- **Entries shown**

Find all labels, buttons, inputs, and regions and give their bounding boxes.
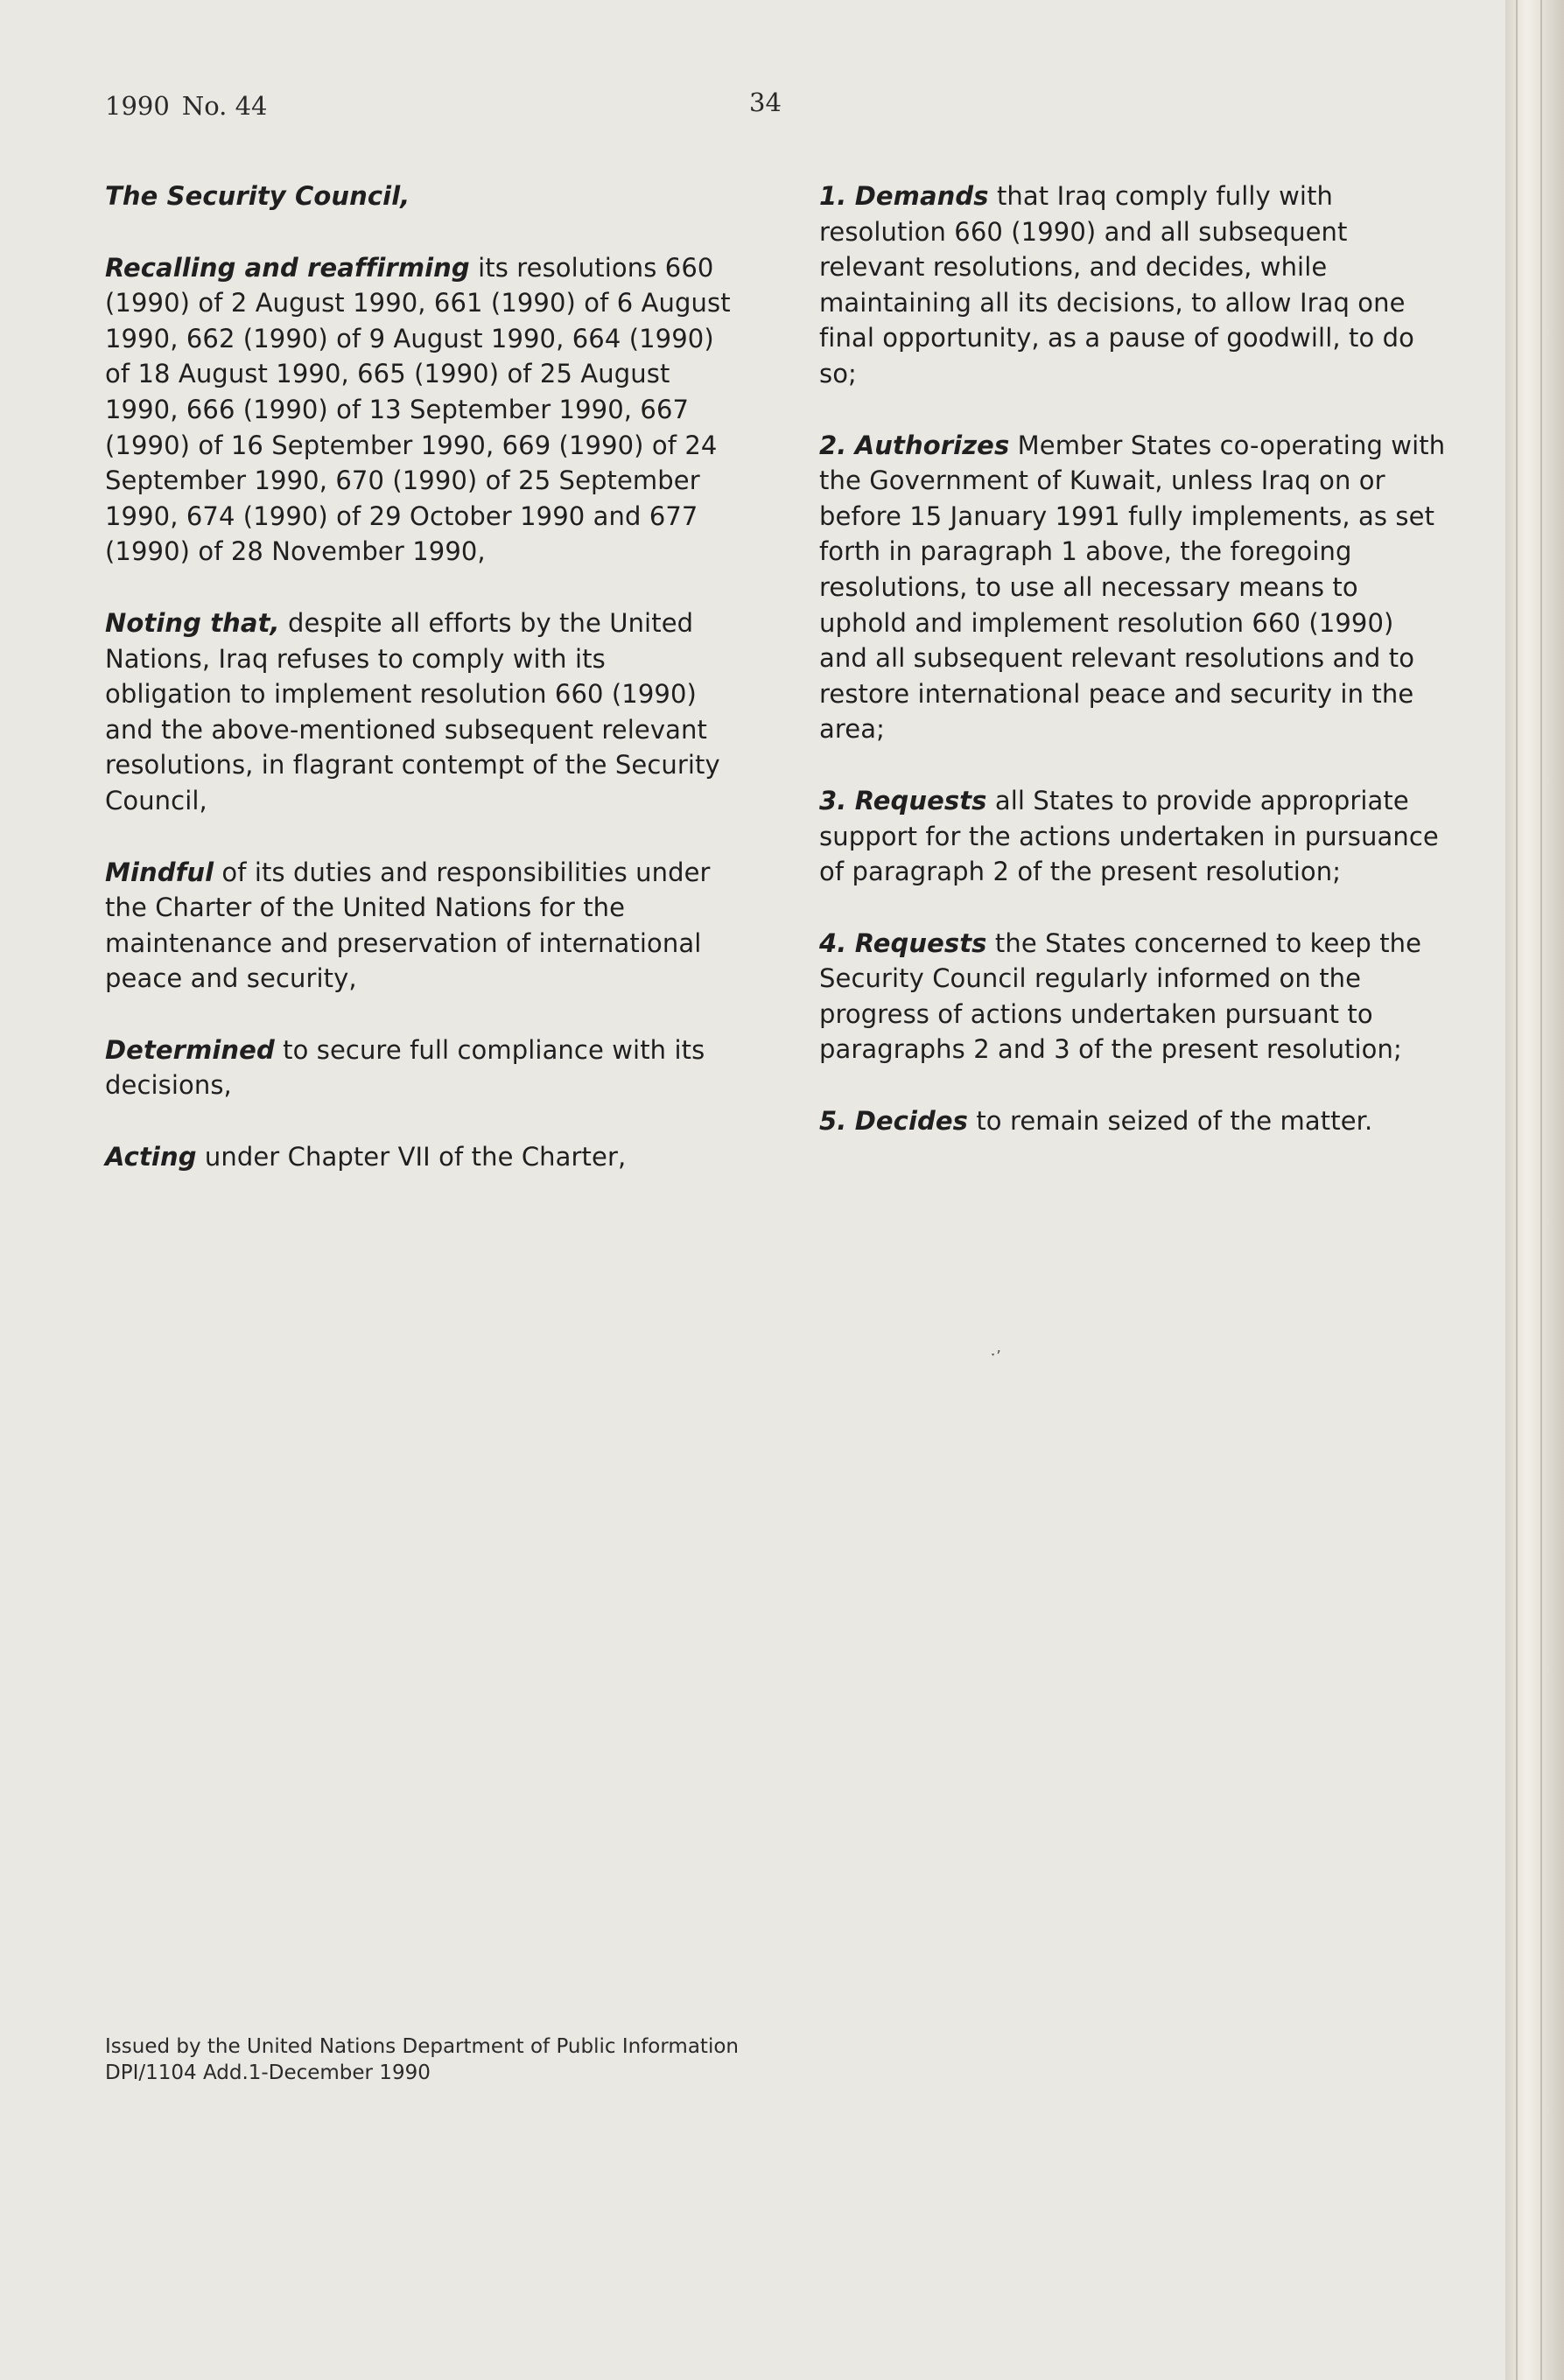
footer-document-code: DPI/1104 Add.1-December 1990: [105, 2062, 431, 2084]
stray-mark: ˑ’: [991, 1348, 1001, 1366]
paragraph-text: to remain seized of the matter.: [968, 1106, 1373, 1137]
footer-issuer: Issued by the United Nations Department of Public Information: [105, 2035, 739, 2058]
page-number: 34: [749, 88, 782, 117]
paragraph-keyword: Recalling and reaffirming: [105, 252, 470, 283]
paragraph-text: that Iraq comply fully with resolution 660 (1990) and all subsequent relevant resolutions, and decides, while maintaining all its decisions, to allow Iraq one final opportunity, as a pause of goodwill, to do so;: [819, 181, 1414, 388]
paragraph-keyword: Requests: [854, 928, 987, 958]
paragraph-keyword: Decides: [854, 1106, 968, 1137]
preamble-paragraph: [105, 250, 735, 570]
paragraph-number: 5.: [819, 1106, 847, 1137]
paragraph-text: of its duties and responsibilities under the Charter of the United Nations for the maintenance and preservation of international peace and security,: [105, 857, 711, 994]
header-number: No. 44: [181, 91, 268, 121]
page-gutter: [1505, 0, 1564, 2380]
paragraph-text: all States to provide appropriate support for the actions undertaken in pursuance of paragraph 2 of the present resolution;: [819, 785, 1439, 887]
right-column: [819, 178, 1449, 1175]
operative-paragraph: [819, 926, 1449, 1068]
gutter-line: [1540, 0, 1542, 2380]
header-year: 1990: [105, 91, 170, 121]
paragraph-keyword: Authorizes: [854, 430, 1010, 460]
preamble-paragraph: [105, 1032, 735, 1103]
paragraph-number: 1.: [819, 181, 847, 211]
left-column: [105, 178, 735, 1211]
paragraph-keyword: Acting: [105, 1142, 197, 1172]
paragraph-text: the States concerned to keep the Security Council regularly informed on the progress of actions undertaken pursuant to paragraphs 2 and 3 of the present resolution;: [819, 928, 1422, 1065]
preamble-paragraph: [105, 606, 735, 819]
preamble-paragraph: [105, 855, 735, 997]
paragraph-keyword: Mindful: [105, 857, 214, 887]
paragraph-text: to secure full compliance with its decisions,: [105, 1034, 705, 1101]
paragraph-keyword: Requests: [854, 785, 987, 816]
operative-paragraph: [819, 178, 1449, 392]
preamble-paragraph: [105, 1139, 735, 1175]
paragraph-text: Member States co-operating with the Government of Kuwait, unless Iraq on or before 15 January 1991 fully implements, as set forth in paragraph 1 above, the foregoing resolutions, to use all necessary means to uphold and implement resolution 660 (1990) and all subsequent relevant resolutions and to restore international peace and security in the area;: [819, 430, 1446, 745]
page-header: [105, 91, 267, 121]
paragraph-keyword: Noting that,: [105, 607, 280, 638]
operative-paragraph: [819, 428, 1449, 747]
preamble-title: The Security Council,: [105, 181, 410, 211]
paragraph-keyword: Demands: [854, 181, 989, 211]
paragraph-text: its resolutions 660 (1990) of 2 August 1990, 661 (1990) of 6 August 1990, 662 (1990) of 9 August 1990, 664 (1990) of 18 August 1990, 665 (1990) of 25 August 1990, 666 (1990) of 13 September 1990, 667 (1990) of 16 September 1990, 669 (1990) of 24 September 1990, 670 (1990) of 25 September 1990, 674 (1990) of 29 October 1990 and 677 (1990) of 28 November 1990,: [105, 252, 731, 567]
footer: [105, 2034, 840, 2086]
paragraph-number: 2.: [819, 430, 847, 460]
paragraph-number: 3.: [819, 785, 847, 816]
paragraph-text: despite all efforts by the United Nations, Iraq refuses to comply with its obligation to implement resolution 660 (1990) and the above-mentioned subsequent relevant resolutions, in flagrant contempt of the Security Council,: [105, 607, 720, 816]
paragraph-number: 4.: [819, 928, 847, 958]
paragraph-text: under Chapter VII of the Charter,: [196, 1142, 627, 1172]
paragraph-keyword: Determined: [105, 1034, 275, 1065]
operative-paragraph: [819, 783, 1449, 890]
gutter-line: [1516, 0, 1518, 2380]
operative-paragraph: [819, 1103, 1449, 1139]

- **Your task**
Copy out the entries from the line containing "footer-document-code: DPI/1104 Add.1-December" through the line containing "page-gutter: [1505, 0, 1564, 2380]", keeping every character unchanged.

- **Full answer**
footer-document-code: DPI/1104 Add.1-December 1990: [105, 2062, 431, 2084]
stray-mark: ˑ’: [991, 1348, 1001, 1366]
paragraph-text: to remain seized of the matter.: [968, 1106, 1373, 1137]
footer-issuer: Issued by the United Nations Department of Public Information: [105, 2035, 739, 2058]
page-number: 34: [749, 88, 782, 117]
paragraph-keyword: Recalling and reaffirming: [105, 252, 470, 283]
paragraph-text: that Iraq comply fully with resolution 660 (1990) and all subsequent relevant resolutions, and decides, while maintaining all its decisions, to allow Iraq one final opportunity, as a pause of goodwill, to do so;: [819, 181, 1414, 388]
paragraph-keyword: Requests: [854, 928, 987, 958]
paragraph-keyword: Decides: [854, 1106, 968, 1137]
preamble-paragraph: [105, 250, 735, 570]
paragraph-number: 5.: [819, 1106, 847, 1137]
paragraph-text: of its duties and responsibilities under the Charter of the United Nations for the maintenance and preservation of international peace and security,: [105, 857, 711, 994]
header-number: No. 44: [181, 91, 268, 121]
page-gutter: [1505, 0, 1564, 2380]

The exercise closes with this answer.